>> START Data for the task
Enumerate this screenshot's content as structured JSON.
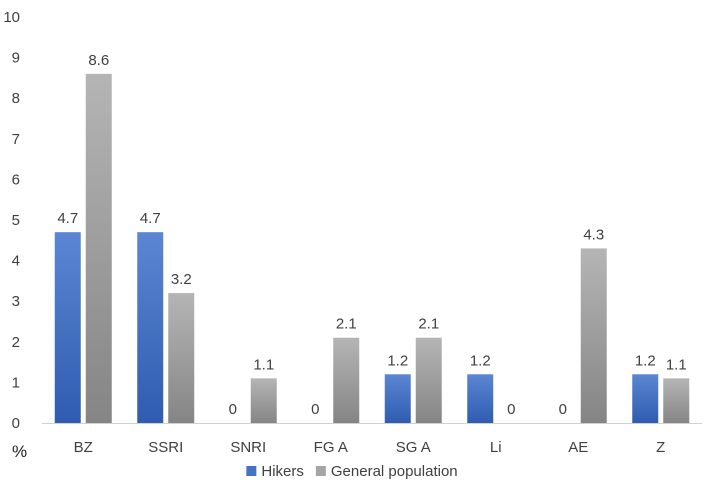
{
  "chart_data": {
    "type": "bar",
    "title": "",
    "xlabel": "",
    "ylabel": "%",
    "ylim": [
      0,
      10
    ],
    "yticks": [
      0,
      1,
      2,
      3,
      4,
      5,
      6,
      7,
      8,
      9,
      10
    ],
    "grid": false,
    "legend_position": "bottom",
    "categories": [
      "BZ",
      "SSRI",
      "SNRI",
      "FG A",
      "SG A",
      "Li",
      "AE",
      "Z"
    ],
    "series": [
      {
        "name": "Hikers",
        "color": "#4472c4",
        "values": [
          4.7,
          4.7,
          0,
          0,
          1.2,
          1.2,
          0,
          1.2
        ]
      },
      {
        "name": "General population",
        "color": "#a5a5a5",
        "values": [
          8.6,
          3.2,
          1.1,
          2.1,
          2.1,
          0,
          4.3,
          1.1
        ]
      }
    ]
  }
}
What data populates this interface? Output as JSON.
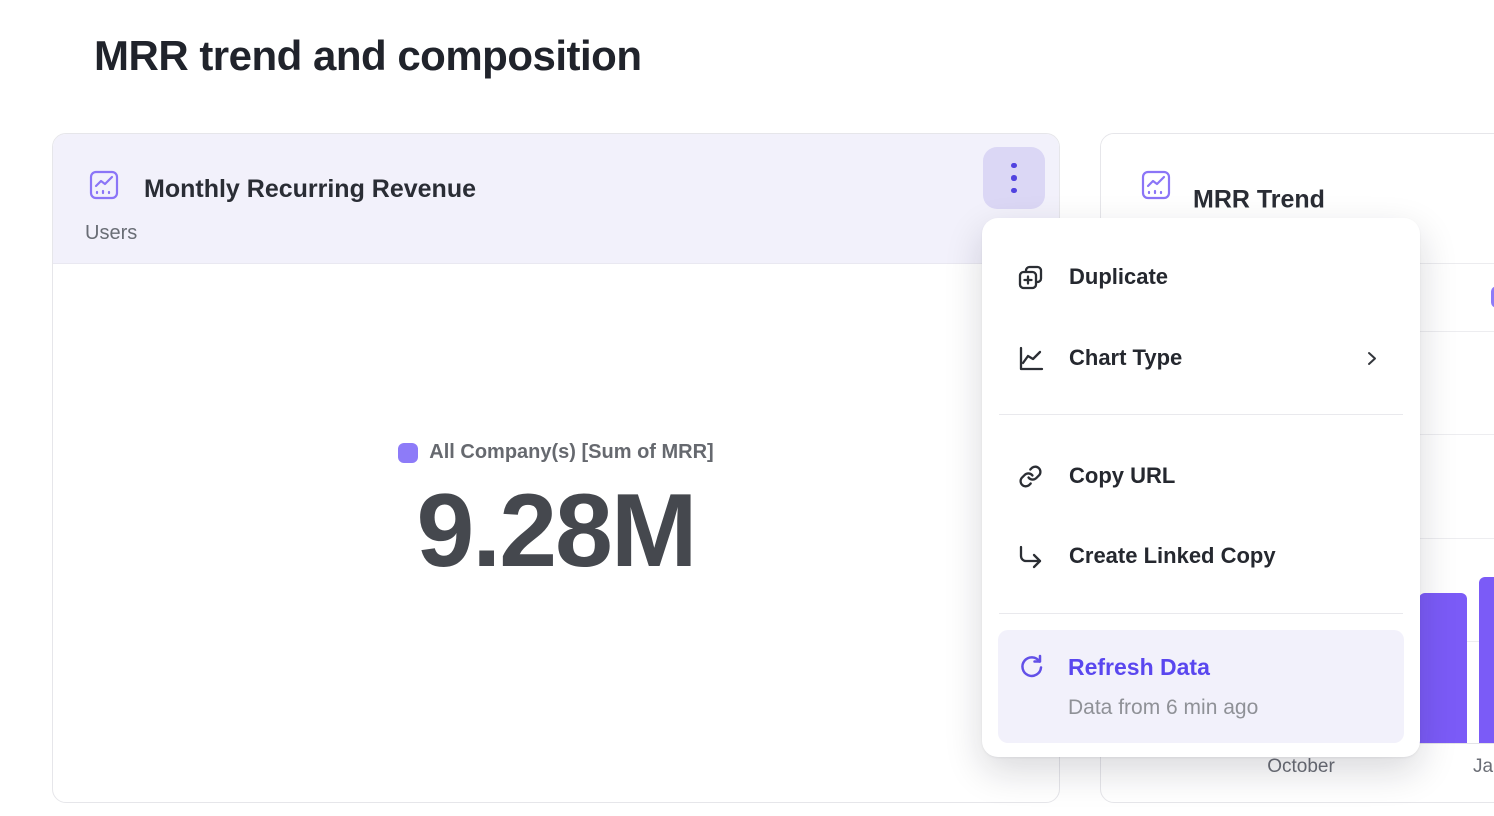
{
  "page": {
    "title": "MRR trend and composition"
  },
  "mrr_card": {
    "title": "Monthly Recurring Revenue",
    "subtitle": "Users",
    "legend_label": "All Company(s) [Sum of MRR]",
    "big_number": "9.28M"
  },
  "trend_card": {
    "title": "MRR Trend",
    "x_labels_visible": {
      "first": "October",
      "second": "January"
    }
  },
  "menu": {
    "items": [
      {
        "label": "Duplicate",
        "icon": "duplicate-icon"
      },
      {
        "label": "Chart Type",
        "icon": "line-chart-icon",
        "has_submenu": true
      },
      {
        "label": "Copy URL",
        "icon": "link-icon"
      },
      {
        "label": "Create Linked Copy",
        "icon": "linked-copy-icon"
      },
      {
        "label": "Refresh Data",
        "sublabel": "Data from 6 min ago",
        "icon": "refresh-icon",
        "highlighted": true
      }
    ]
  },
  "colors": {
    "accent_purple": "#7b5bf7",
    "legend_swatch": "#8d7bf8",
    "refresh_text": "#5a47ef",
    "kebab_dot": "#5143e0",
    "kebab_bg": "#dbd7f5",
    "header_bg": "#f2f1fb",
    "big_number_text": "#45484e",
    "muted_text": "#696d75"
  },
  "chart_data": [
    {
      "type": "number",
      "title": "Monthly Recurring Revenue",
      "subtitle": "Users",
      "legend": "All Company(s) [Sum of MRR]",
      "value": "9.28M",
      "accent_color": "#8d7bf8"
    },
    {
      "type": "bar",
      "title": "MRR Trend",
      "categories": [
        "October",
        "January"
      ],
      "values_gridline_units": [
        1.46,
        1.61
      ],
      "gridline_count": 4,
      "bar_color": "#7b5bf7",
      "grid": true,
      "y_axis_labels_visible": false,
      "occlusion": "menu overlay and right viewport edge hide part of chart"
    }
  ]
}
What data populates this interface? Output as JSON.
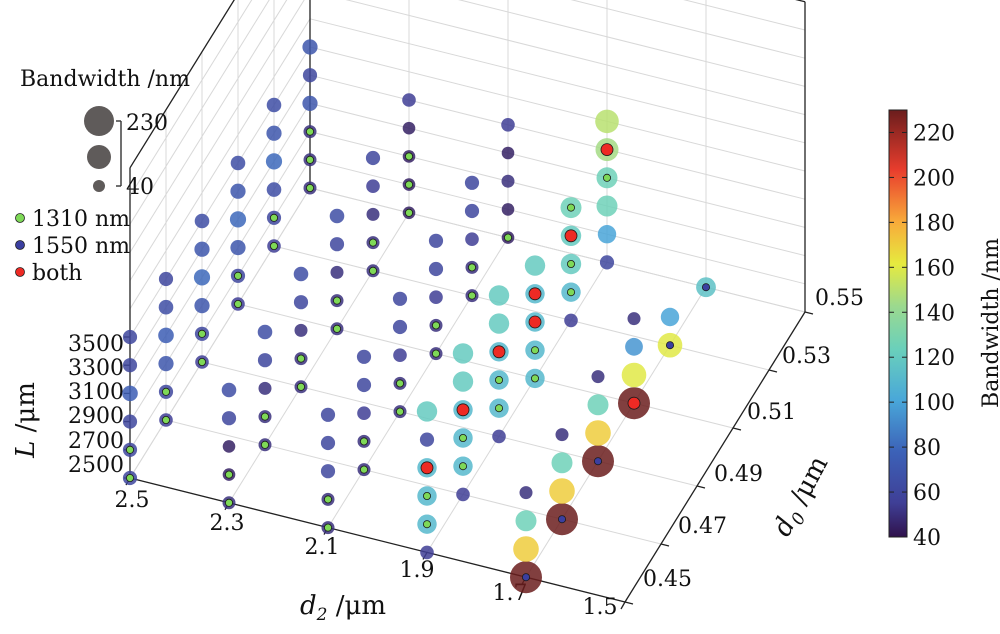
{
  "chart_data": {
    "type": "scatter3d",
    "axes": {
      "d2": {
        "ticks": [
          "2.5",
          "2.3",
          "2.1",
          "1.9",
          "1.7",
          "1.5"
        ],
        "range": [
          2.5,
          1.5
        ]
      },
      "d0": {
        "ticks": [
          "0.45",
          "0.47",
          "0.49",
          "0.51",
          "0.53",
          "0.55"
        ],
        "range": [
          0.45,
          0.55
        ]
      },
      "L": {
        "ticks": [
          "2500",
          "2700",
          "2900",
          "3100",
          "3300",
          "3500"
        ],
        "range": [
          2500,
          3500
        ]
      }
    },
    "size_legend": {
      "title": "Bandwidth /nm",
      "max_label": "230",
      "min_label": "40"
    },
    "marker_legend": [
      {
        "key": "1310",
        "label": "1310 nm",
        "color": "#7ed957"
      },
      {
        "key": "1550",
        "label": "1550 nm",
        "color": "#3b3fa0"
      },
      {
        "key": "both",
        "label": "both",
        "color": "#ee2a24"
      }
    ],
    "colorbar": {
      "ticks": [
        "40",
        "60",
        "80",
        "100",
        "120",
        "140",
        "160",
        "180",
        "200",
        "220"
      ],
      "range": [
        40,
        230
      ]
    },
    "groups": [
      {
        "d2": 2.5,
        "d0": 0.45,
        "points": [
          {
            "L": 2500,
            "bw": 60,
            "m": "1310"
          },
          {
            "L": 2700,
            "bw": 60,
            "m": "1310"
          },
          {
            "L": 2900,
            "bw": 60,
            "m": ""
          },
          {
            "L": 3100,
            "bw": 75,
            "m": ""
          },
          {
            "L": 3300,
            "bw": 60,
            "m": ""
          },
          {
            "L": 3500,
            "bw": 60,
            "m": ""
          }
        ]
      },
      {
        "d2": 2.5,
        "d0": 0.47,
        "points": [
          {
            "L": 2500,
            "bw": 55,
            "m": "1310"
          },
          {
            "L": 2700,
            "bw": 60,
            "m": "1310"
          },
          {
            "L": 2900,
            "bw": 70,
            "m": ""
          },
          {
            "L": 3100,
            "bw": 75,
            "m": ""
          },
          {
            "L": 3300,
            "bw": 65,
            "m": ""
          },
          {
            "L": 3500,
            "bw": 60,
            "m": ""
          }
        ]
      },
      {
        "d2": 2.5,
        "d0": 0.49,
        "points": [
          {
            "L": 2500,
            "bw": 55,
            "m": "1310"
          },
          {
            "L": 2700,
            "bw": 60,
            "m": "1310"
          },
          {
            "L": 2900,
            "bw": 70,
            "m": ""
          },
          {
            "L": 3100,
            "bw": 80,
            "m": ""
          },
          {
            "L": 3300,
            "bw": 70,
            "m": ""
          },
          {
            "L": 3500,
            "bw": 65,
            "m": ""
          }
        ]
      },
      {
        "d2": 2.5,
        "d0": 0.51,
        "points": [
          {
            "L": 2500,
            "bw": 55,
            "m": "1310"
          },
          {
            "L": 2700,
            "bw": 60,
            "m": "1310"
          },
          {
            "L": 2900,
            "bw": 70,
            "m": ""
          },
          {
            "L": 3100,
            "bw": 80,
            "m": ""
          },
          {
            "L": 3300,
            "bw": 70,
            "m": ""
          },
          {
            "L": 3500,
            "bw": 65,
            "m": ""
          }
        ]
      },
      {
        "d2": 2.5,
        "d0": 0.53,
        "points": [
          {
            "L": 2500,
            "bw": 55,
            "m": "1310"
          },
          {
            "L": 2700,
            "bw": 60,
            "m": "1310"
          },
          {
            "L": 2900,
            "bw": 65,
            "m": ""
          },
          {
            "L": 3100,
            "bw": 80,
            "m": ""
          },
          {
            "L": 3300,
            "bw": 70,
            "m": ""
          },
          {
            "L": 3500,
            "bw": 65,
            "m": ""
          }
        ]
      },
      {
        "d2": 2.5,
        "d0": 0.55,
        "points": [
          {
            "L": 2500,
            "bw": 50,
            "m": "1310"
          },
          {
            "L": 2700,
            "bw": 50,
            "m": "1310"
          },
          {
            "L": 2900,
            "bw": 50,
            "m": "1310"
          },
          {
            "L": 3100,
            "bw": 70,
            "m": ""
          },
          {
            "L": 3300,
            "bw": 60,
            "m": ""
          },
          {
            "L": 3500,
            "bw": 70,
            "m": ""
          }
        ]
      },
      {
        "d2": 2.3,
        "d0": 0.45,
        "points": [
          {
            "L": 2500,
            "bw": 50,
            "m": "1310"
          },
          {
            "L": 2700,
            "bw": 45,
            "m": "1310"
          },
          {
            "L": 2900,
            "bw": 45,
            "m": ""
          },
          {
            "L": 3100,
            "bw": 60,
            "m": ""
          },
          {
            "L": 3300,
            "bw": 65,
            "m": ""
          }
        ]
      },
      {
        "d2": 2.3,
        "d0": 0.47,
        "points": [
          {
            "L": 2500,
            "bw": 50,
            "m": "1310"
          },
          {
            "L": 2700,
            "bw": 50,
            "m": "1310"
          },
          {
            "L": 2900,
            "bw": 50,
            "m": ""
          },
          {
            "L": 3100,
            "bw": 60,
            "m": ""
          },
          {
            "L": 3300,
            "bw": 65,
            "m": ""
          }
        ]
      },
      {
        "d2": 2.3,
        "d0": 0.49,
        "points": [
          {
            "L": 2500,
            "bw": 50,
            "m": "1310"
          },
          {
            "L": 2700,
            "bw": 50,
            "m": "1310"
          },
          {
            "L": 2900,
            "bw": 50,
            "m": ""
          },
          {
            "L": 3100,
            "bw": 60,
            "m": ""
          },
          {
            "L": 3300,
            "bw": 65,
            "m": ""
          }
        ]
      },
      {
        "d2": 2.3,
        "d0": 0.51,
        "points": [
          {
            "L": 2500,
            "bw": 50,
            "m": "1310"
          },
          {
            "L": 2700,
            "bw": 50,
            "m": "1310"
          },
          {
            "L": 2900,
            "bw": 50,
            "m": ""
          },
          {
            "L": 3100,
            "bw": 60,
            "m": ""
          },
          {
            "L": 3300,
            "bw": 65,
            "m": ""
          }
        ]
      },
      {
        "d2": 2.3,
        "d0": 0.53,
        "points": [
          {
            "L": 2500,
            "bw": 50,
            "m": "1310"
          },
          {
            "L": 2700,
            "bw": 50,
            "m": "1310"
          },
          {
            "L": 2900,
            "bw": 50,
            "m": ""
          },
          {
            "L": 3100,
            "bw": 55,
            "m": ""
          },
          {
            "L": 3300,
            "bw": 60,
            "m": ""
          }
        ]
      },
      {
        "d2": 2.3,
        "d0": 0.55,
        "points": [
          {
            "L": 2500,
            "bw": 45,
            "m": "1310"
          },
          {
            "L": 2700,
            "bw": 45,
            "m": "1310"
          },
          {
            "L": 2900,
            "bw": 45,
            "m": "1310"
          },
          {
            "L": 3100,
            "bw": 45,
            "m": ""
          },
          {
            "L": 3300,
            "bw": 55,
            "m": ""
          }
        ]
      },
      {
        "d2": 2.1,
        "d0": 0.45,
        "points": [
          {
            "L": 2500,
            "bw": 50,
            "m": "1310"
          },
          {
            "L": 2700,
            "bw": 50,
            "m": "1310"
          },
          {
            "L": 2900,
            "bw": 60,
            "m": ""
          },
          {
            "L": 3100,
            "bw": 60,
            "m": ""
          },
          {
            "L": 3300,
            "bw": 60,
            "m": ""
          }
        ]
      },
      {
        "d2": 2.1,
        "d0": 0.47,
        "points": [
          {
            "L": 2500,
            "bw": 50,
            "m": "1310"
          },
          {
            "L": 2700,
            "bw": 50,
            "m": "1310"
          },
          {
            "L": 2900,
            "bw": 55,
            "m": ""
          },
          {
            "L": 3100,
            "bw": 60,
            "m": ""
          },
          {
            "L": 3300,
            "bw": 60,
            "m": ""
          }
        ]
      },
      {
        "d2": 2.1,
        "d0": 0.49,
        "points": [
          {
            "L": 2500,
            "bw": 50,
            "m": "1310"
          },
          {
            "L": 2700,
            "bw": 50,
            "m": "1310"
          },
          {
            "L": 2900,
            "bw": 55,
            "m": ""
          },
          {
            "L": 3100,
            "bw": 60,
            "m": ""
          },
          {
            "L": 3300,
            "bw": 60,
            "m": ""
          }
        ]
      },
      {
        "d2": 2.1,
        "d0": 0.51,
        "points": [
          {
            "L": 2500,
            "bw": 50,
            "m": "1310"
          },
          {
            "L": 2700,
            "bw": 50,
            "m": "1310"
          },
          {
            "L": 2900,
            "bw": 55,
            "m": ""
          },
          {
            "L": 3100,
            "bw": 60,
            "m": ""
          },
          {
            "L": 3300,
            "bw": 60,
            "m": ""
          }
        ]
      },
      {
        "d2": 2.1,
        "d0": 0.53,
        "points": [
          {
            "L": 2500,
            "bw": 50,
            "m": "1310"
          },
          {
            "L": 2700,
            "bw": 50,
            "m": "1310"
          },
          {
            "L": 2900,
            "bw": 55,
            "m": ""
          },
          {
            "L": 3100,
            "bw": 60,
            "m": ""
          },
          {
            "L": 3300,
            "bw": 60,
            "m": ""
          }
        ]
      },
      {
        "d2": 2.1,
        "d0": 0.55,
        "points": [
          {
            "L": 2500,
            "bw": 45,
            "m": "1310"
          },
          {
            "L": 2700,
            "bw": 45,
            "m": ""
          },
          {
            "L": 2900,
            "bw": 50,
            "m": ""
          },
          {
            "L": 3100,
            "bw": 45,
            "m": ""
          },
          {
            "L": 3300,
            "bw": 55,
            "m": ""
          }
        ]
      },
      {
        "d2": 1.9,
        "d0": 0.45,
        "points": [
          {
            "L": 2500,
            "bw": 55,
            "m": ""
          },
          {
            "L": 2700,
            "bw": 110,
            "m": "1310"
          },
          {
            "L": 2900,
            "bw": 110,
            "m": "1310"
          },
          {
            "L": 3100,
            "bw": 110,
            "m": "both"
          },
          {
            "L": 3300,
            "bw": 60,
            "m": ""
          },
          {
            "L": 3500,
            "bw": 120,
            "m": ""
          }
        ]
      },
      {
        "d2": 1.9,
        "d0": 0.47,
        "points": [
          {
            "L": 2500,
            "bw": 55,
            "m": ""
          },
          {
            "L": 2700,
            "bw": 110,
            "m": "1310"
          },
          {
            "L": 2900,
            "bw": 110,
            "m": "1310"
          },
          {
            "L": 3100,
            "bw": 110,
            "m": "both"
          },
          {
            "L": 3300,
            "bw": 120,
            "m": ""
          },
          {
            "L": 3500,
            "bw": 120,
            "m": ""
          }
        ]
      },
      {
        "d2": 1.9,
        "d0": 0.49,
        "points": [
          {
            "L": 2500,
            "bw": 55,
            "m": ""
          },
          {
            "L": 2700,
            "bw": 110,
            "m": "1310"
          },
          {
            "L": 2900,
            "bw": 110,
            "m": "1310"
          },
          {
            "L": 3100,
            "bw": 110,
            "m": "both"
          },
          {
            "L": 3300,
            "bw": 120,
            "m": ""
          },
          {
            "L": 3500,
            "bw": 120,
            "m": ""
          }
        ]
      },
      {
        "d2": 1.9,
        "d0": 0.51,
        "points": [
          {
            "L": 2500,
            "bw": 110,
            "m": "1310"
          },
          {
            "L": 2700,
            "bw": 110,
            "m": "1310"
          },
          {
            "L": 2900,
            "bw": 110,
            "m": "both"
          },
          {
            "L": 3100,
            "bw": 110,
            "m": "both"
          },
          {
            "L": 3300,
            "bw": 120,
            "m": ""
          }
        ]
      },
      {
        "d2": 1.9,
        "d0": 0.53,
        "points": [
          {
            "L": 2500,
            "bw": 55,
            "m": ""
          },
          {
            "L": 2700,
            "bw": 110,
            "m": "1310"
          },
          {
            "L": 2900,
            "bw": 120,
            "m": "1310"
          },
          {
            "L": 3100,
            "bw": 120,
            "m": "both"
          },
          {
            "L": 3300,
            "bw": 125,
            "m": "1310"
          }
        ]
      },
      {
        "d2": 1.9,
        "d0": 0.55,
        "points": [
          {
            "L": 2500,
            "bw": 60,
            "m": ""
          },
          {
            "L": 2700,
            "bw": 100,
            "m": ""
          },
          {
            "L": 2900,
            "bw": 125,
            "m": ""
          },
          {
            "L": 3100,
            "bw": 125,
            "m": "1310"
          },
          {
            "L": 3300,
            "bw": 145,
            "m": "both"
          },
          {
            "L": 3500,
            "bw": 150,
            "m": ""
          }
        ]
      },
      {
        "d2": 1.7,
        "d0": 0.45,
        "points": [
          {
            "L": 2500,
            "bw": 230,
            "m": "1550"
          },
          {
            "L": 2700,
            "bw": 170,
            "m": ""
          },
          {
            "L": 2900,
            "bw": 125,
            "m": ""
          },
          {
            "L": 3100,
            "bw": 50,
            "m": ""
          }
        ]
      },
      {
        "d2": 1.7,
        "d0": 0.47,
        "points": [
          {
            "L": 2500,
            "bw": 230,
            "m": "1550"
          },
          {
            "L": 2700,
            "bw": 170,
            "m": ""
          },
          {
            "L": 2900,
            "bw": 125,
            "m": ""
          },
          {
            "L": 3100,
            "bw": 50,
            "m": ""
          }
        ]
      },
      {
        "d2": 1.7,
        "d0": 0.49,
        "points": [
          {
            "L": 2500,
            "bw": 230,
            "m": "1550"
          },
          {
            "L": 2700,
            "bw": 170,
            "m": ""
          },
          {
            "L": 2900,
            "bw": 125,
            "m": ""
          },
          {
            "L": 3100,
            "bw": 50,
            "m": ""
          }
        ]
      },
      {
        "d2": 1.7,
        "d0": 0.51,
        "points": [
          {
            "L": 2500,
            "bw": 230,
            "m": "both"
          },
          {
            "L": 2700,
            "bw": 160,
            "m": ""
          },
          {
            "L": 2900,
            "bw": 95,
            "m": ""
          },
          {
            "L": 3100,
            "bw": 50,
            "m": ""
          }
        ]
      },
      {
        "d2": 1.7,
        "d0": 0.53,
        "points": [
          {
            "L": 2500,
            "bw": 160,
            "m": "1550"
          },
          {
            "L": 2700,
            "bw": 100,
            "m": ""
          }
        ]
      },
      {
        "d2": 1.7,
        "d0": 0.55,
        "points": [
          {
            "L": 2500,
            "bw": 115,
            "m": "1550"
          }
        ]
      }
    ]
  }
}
>> END Data for the task
● **What the task requires**:
Pick out every line above that holds the word "Recurring" and copy it.

● **Task response**:
    "title": "Monthly Recurring Revenue",
      "title": "Monthly Recurring Revenue",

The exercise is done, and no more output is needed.